Dataset rows about figures:
_ _ _

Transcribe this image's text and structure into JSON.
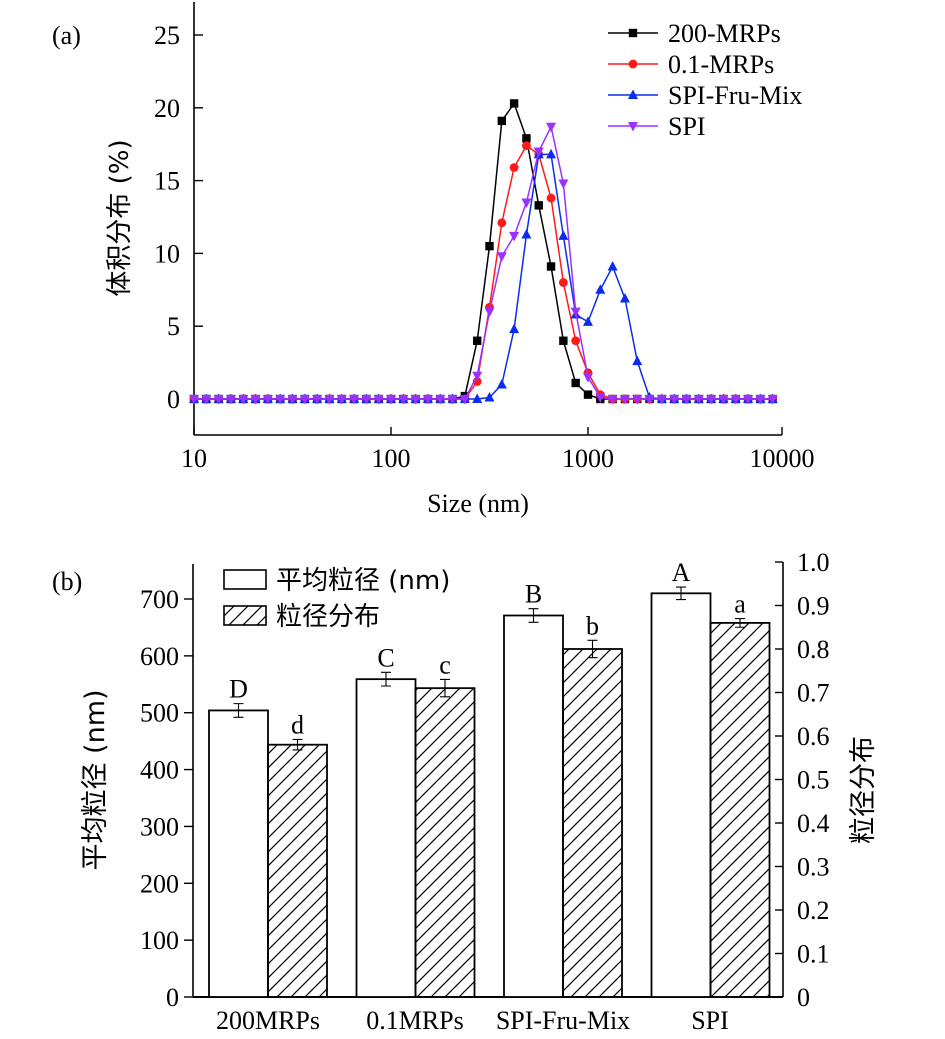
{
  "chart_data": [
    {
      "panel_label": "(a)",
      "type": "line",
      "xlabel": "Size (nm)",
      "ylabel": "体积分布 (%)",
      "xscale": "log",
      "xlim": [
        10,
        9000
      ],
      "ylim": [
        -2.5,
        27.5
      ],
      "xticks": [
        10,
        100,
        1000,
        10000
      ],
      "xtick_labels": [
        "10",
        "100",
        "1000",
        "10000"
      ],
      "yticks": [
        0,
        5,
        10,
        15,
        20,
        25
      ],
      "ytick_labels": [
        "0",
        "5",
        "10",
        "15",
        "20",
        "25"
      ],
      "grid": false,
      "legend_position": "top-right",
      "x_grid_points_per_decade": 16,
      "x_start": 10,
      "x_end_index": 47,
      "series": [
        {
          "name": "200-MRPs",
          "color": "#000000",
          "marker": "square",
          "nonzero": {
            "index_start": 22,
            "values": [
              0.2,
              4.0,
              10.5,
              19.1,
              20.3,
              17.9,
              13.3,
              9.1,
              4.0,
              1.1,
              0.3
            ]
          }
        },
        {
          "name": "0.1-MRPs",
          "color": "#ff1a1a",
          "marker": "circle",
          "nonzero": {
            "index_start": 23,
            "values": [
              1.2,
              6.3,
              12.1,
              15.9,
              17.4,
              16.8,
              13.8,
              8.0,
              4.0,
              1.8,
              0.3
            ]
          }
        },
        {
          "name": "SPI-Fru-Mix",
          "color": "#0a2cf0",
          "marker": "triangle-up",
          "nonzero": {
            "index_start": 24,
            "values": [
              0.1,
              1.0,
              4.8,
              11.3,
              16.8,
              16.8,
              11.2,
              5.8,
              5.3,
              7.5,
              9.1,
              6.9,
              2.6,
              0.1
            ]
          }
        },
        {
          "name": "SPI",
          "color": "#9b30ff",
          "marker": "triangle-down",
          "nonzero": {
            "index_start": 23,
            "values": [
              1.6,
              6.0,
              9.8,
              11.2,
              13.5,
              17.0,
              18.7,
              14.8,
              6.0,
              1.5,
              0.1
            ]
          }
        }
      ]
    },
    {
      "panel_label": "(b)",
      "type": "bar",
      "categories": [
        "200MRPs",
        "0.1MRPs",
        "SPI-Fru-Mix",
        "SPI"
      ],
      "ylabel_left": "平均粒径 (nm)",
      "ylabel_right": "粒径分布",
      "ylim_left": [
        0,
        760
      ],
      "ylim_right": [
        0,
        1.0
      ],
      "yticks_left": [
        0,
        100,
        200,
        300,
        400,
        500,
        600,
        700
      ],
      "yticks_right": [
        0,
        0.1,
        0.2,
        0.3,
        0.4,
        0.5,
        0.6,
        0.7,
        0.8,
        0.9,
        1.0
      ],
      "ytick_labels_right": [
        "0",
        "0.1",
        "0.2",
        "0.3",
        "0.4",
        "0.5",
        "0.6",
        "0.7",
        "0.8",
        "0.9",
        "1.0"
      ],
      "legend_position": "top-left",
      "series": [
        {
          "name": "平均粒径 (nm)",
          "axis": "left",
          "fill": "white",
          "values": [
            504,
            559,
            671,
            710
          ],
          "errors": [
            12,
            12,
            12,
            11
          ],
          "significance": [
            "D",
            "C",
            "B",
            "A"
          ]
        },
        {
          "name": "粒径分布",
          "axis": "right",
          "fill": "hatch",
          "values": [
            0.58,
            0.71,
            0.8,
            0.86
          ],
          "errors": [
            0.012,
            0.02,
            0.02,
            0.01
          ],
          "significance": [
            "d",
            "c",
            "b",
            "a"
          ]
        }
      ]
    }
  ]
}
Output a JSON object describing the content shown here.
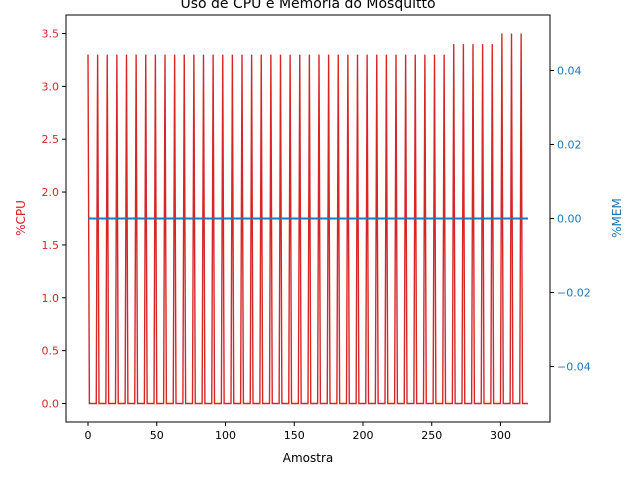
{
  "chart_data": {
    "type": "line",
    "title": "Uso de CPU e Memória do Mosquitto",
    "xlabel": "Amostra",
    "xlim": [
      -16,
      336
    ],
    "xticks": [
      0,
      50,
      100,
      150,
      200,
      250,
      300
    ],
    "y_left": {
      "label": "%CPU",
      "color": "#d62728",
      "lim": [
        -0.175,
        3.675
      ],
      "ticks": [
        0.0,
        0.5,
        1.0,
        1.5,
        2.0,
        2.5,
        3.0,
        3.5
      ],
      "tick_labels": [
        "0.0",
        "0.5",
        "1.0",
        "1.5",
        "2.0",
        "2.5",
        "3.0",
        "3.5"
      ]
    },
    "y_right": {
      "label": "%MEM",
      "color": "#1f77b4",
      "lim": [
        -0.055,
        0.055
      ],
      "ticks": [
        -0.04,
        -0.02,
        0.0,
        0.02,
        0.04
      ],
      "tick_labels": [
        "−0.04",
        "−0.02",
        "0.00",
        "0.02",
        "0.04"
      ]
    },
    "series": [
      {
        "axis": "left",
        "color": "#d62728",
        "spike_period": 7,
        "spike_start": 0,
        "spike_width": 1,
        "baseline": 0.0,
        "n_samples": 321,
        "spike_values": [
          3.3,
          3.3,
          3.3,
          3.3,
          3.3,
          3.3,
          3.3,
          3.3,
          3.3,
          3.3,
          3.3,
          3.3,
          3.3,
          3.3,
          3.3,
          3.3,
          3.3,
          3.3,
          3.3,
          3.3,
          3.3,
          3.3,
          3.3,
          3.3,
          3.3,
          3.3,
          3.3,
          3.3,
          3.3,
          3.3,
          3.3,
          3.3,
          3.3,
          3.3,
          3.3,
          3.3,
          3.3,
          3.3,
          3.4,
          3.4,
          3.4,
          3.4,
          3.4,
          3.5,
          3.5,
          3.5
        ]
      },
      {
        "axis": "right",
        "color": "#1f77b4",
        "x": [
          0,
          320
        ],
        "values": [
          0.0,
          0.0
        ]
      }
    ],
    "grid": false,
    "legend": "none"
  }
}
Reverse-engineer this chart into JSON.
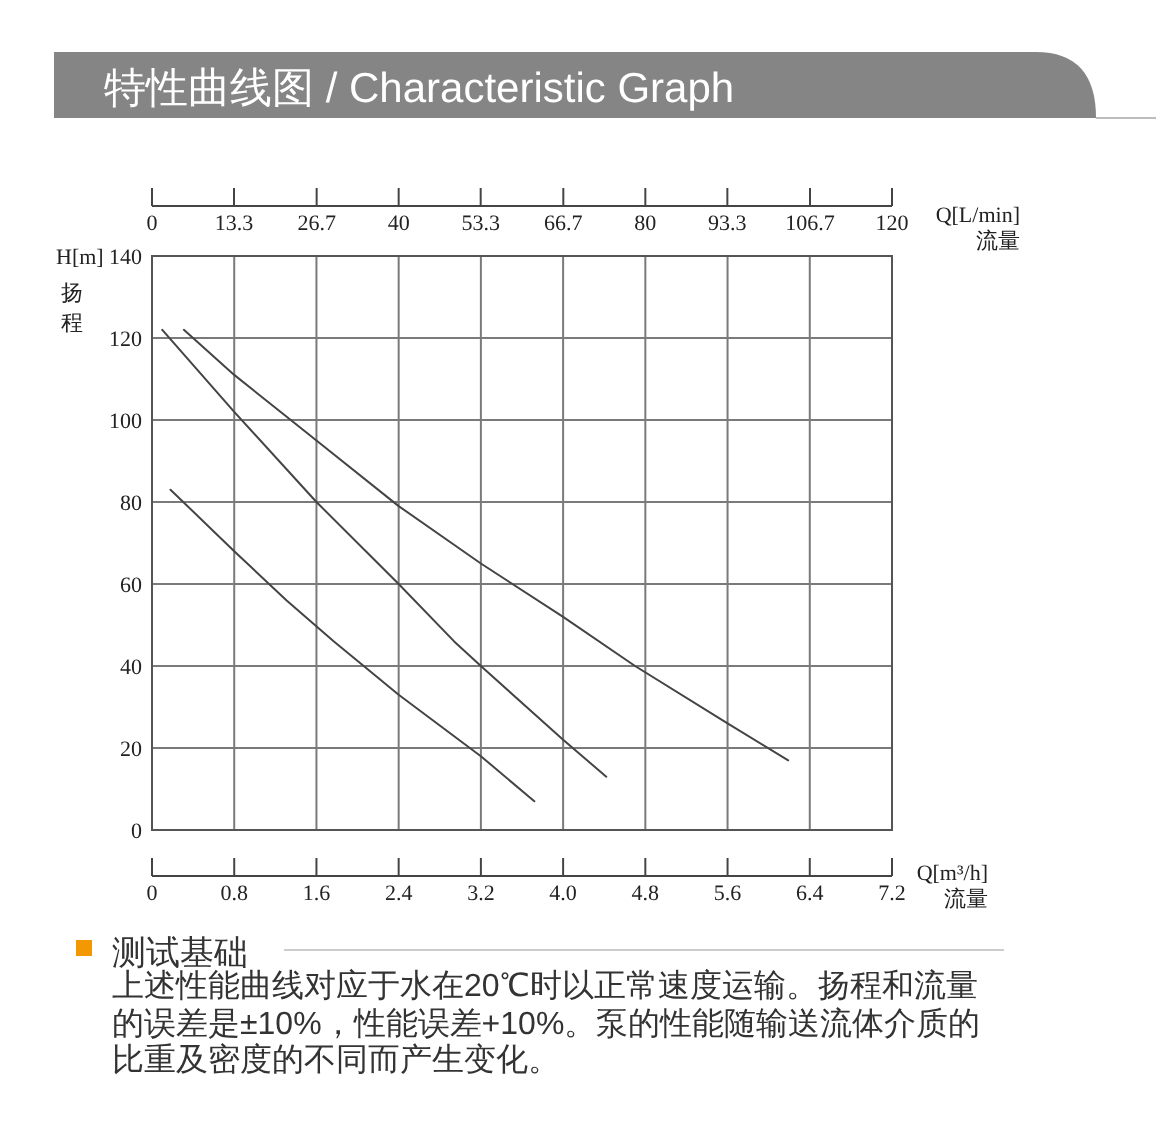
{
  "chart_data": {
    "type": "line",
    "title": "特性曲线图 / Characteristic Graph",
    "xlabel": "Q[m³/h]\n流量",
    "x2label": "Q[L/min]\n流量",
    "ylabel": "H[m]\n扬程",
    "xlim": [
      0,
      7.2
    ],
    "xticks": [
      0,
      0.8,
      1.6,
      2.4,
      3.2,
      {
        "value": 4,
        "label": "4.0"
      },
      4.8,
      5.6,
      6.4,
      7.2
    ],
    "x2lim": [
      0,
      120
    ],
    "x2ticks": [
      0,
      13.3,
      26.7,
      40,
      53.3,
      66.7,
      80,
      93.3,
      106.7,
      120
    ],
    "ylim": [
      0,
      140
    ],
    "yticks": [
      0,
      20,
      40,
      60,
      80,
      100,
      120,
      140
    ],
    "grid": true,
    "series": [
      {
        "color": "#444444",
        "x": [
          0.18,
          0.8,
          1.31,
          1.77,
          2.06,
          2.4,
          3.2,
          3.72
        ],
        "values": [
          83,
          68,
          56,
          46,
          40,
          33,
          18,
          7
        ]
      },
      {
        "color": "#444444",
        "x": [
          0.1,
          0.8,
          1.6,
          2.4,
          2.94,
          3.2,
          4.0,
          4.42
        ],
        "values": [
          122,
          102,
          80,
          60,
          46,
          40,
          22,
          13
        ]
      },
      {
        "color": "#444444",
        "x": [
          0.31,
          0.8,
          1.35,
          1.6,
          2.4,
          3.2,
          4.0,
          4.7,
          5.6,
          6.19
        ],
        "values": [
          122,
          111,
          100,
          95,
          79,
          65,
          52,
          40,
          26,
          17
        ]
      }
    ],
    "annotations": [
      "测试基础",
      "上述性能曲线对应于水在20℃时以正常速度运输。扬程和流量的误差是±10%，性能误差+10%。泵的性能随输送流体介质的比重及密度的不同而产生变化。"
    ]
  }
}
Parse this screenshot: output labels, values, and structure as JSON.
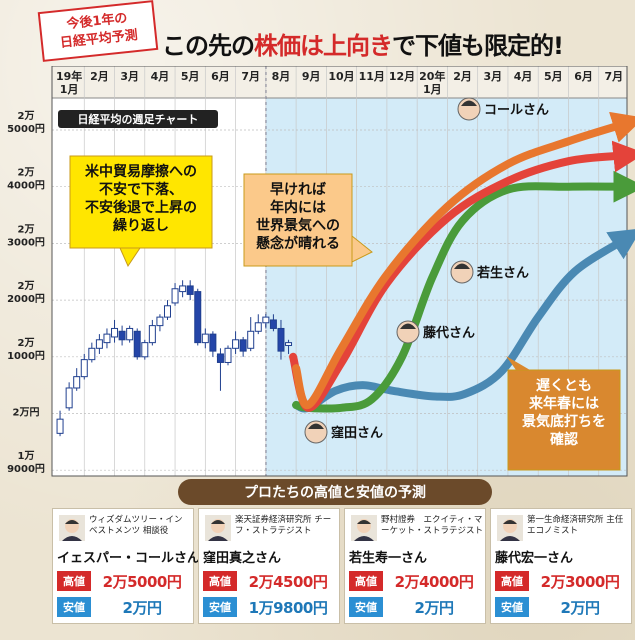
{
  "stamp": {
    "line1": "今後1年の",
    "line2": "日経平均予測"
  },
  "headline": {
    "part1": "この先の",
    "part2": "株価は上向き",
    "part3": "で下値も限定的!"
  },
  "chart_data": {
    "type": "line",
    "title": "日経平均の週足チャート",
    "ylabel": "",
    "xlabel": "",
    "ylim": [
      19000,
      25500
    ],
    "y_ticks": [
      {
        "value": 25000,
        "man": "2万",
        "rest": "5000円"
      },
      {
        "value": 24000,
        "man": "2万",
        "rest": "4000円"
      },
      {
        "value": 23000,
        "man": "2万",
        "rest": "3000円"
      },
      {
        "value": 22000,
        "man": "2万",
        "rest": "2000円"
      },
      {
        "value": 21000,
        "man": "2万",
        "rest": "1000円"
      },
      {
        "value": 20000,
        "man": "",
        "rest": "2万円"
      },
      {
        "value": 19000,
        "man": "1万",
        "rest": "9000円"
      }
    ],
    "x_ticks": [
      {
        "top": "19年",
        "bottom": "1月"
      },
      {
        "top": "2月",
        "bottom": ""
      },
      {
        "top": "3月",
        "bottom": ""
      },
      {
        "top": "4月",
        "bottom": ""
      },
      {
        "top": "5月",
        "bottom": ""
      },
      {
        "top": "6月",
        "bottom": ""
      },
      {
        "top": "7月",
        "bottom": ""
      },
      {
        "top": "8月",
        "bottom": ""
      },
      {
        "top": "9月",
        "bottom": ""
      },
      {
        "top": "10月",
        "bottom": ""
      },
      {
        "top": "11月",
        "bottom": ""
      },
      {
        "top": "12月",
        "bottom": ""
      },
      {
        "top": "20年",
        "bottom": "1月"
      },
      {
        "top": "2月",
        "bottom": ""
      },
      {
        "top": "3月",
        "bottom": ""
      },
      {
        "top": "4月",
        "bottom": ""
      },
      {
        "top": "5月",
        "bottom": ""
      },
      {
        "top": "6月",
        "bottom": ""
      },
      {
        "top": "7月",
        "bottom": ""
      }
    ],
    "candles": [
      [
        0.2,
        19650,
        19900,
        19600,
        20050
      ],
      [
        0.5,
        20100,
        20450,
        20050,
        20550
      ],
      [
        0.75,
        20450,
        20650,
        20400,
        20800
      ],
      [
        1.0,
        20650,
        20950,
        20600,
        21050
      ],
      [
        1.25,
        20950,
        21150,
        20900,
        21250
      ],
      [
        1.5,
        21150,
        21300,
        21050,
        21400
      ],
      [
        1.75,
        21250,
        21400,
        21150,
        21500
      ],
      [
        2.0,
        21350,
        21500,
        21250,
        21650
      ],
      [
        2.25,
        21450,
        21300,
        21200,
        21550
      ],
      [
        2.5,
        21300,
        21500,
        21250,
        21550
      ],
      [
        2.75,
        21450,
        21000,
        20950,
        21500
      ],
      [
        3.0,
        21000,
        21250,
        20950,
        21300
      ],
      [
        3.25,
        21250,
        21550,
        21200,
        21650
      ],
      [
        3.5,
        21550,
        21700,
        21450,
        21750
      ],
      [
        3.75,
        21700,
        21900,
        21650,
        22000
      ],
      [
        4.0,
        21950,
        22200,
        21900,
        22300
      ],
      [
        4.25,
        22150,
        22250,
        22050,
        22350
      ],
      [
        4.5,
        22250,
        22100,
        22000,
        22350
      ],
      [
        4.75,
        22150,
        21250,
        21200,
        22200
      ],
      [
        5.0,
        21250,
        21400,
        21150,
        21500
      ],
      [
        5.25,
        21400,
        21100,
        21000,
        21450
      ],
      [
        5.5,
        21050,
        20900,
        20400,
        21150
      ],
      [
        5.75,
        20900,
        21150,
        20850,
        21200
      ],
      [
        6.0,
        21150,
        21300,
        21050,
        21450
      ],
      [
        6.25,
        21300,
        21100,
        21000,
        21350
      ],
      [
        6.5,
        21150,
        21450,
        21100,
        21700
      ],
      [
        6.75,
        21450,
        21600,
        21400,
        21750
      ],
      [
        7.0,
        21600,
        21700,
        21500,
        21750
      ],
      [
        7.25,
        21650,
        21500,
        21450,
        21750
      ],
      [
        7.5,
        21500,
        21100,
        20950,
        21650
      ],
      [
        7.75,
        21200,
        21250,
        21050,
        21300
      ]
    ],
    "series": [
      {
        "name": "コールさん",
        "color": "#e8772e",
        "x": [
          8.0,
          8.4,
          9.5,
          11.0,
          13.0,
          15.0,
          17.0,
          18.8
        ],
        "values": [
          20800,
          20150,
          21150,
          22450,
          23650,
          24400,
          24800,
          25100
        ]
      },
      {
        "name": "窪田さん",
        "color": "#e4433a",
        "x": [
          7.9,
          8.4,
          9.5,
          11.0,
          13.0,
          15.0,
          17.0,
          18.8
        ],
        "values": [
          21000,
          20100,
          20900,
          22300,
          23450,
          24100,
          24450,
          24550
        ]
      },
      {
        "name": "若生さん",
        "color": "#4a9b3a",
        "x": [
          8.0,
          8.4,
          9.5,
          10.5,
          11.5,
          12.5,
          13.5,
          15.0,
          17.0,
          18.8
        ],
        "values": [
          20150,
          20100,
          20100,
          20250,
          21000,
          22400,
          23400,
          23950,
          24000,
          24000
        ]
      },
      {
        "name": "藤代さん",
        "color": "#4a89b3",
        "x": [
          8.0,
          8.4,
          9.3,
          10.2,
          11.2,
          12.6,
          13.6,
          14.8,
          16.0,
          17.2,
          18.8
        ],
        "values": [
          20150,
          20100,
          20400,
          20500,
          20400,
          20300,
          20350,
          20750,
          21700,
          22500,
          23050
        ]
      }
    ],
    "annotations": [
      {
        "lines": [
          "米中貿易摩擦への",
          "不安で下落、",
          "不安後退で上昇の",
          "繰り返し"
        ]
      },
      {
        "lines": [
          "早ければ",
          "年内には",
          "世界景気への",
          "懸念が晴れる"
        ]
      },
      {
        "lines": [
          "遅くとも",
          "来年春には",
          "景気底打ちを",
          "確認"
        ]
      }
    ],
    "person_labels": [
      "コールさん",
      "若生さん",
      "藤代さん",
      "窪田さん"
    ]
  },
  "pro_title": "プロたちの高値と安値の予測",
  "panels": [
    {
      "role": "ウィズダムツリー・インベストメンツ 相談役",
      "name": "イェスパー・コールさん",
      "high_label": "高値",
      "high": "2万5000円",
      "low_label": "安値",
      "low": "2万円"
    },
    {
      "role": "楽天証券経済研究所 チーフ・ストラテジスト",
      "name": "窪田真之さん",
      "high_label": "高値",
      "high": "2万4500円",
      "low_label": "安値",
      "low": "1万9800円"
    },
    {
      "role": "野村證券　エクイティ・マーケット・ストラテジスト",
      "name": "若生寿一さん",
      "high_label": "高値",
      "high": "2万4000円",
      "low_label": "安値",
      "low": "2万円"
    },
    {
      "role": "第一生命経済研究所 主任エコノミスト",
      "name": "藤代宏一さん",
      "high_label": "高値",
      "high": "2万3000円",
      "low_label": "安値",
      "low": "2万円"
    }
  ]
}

_ _ _

Set out every line from the material that contains the string "JSON".

> **WRITTEN SOLUTION**
Transcribe this image's text and structure into JSON.
Output a JSON object describing the content shown here.
Reverse-engineer this chart into JSON.
Parse this screenshot: output labels, values, and structure as JSON.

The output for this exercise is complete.